## START SUPPLIED ENTRIES

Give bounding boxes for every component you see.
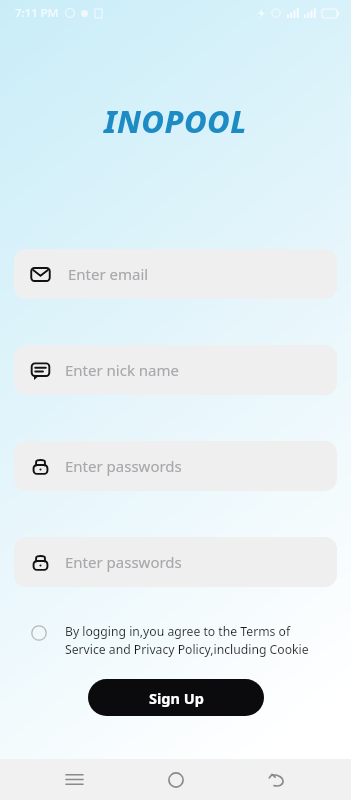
staticText: By logging in,you agree to the Terms of … [65,623,309,657]
staticText: 7:11 PM [15,5,59,21]
button[interactable]: Back [249,759,305,800]
button[interactable]: Enter passwords [14,441,337,491]
staticText: Enter passwords [65,552,182,572]
button[interactable]: Sign Up [88,679,264,716]
staticText: Sign Up [149,688,204,708]
button[interactable]: Enter email [14,249,337,299]
button[interactable]: Enter passwords [14,537,337,587]
button[interactable]: Enter nick name [14,345,337,395]
staticText: Enter passwords [65,456,182,476]
button[interactable]: Recent apps [46,759,102,800]
button[interactable]: By logging in,you agree to the Terms of … [0,619,351,661]
staticText: Enter email [68,264,149,284]
button[interactable]: Home [148,759,204,800]
staticText: Enter nick name [65,360,180,380]
staticText: INOPOOL [104,100,247,142]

## END SUPPLIED ENTRIES

Pull out every line of the records above that contains the string "email", treating uppercase and lowercase letters as different.

**SOLVED PROBLEM:**
button[interactable]: Enter email [14,249,337,299]
staticText: Enter email [68,264,149,284]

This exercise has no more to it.